>>>>>

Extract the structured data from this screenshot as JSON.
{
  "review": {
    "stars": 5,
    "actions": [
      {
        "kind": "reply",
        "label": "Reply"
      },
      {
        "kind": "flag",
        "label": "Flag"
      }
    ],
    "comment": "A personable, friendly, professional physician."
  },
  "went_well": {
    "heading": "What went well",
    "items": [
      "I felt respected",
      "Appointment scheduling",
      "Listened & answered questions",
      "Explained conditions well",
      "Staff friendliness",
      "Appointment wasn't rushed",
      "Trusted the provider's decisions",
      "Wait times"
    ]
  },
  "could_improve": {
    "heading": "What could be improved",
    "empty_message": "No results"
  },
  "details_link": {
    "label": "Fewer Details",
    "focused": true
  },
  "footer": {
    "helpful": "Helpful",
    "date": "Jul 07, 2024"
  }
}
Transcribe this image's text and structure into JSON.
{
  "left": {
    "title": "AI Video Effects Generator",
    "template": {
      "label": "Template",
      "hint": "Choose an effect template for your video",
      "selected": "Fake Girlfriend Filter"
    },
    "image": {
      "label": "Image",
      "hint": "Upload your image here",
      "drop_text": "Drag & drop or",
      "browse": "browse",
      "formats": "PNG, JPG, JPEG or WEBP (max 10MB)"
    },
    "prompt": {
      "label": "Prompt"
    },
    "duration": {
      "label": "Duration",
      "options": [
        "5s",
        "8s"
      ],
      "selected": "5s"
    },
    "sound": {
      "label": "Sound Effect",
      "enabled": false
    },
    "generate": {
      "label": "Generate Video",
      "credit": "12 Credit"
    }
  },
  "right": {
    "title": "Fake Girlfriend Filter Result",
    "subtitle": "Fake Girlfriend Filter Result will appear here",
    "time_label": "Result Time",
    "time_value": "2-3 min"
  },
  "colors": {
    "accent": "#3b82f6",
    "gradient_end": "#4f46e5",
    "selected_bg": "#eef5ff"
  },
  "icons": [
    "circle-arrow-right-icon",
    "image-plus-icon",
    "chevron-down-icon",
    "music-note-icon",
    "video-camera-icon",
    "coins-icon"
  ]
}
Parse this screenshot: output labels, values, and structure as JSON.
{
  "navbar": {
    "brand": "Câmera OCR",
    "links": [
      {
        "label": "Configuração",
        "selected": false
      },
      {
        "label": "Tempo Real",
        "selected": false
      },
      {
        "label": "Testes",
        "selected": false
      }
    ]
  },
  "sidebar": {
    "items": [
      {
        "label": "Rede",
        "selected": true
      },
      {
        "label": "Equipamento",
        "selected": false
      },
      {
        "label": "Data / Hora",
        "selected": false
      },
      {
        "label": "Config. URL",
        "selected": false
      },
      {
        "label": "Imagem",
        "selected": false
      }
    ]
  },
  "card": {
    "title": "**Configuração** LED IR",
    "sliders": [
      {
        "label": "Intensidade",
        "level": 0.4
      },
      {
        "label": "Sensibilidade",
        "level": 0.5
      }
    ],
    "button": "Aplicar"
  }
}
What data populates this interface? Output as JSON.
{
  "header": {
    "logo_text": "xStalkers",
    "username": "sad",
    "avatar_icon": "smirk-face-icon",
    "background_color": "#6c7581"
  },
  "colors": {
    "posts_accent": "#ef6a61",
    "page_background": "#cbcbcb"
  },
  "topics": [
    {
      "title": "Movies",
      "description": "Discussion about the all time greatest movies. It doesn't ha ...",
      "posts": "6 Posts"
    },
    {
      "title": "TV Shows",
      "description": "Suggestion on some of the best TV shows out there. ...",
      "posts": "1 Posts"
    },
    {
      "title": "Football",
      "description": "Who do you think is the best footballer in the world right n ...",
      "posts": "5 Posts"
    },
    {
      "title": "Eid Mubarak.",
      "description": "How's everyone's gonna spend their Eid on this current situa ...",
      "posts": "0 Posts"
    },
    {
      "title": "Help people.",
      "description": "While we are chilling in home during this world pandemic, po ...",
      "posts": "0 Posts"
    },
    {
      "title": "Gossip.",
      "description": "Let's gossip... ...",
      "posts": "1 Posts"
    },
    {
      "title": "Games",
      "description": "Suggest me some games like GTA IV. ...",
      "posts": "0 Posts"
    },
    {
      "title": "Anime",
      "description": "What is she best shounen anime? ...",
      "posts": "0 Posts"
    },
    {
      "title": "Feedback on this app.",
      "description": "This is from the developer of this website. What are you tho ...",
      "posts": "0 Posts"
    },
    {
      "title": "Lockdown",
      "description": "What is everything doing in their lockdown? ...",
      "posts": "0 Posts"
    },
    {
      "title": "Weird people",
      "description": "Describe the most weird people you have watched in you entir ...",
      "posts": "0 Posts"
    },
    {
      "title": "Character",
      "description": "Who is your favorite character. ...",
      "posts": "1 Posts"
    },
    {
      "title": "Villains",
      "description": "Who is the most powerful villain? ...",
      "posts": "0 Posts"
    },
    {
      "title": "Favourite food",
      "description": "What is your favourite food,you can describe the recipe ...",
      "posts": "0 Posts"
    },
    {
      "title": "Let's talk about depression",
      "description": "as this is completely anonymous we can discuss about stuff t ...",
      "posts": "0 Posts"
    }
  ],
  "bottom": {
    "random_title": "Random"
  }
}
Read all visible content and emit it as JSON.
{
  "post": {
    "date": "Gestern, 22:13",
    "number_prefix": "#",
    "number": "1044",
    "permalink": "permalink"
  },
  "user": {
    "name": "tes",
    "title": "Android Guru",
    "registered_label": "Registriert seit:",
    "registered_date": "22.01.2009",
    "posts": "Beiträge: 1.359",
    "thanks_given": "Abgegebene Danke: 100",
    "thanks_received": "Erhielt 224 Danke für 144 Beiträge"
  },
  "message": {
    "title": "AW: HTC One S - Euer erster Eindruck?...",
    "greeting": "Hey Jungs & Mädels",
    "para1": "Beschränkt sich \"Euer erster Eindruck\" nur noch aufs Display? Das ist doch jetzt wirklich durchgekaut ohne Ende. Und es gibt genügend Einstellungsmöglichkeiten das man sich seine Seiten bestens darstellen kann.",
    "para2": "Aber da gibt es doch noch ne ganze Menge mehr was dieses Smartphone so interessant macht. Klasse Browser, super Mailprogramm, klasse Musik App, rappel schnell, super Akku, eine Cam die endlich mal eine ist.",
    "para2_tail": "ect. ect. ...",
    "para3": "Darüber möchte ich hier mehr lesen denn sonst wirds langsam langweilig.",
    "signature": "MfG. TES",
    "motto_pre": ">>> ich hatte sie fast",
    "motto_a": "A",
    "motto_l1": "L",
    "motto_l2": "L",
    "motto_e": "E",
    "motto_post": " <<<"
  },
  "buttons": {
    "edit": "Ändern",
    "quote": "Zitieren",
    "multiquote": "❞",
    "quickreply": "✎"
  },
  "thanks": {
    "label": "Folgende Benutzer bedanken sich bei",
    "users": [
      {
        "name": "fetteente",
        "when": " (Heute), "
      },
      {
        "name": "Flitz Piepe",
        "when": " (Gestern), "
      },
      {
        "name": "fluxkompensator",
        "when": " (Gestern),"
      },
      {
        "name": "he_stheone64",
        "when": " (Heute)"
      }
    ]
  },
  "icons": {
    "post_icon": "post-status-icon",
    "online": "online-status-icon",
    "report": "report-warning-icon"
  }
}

<<<<<

What is asked - Only lines that contain the word "heading" are wanted; copy each of them.

Solution for this exercise -
    "heading": "What went well",
    "heading": "What could be improved",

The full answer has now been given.